**ROWS:**
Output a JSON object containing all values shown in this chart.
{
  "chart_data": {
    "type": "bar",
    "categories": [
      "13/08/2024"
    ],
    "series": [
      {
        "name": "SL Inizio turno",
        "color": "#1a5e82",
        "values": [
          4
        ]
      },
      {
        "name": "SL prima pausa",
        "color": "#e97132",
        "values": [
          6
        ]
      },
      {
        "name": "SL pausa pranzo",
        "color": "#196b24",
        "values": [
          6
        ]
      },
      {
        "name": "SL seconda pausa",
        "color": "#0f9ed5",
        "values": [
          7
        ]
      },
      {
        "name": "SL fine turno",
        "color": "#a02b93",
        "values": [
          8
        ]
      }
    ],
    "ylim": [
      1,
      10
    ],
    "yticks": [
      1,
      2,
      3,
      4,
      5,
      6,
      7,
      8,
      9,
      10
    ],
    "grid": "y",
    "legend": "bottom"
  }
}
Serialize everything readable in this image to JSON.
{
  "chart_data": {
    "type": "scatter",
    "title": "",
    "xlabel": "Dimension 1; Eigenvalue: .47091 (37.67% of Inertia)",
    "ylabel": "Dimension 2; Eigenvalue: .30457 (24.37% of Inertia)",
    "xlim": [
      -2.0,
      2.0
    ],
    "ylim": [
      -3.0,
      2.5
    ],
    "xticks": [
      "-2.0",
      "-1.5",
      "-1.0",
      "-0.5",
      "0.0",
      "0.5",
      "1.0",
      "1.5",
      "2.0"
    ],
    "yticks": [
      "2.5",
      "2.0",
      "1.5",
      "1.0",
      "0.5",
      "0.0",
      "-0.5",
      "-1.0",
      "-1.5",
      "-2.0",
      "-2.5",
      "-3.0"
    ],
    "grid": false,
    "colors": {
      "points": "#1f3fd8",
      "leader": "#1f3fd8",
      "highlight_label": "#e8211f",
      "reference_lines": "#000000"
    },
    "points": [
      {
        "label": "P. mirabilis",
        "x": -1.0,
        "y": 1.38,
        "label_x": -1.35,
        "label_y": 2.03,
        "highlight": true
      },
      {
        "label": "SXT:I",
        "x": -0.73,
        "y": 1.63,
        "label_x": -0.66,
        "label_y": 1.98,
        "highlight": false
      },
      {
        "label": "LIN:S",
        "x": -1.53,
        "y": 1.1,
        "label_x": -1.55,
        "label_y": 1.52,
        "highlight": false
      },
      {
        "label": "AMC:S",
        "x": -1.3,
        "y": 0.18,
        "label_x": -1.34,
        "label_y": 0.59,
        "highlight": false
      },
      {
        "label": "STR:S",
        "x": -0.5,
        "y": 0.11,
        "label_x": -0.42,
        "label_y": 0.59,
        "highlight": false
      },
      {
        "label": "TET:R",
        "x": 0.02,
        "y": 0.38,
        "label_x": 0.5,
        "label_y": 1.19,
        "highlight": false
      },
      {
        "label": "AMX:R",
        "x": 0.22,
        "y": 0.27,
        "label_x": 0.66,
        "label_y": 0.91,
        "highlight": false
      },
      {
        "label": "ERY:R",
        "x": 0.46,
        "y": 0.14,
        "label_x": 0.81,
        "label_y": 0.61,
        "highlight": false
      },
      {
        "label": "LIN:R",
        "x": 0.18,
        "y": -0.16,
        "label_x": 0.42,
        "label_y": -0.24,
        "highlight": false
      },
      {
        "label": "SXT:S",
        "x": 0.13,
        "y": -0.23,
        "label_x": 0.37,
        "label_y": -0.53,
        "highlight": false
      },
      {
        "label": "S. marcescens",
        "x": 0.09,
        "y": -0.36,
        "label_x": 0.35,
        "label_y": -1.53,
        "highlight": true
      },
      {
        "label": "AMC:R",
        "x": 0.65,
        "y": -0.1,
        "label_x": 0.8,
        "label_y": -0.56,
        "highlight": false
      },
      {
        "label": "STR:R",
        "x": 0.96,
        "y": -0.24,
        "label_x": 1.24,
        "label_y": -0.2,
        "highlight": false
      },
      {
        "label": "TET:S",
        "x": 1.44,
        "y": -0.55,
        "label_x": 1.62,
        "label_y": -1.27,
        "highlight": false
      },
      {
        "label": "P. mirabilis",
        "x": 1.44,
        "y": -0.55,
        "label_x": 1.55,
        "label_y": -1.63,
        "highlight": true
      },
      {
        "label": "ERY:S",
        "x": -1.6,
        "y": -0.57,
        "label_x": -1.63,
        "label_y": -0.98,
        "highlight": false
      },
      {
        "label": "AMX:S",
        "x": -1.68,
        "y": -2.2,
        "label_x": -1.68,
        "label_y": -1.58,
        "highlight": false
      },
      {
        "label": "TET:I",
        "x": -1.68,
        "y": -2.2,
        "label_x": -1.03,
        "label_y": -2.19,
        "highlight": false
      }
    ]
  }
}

**WHAT TO WORK ON:**
List every line above that contains the word "Dimension".

**RESULT BELOW:**
    "xlabel": "Dimension 1; Eigenvalue: .47091 (37.67% of Inertia)",
    "ylabel": "Dimension 2; Eigenvalue: .30457 (24.37% of Inertia)",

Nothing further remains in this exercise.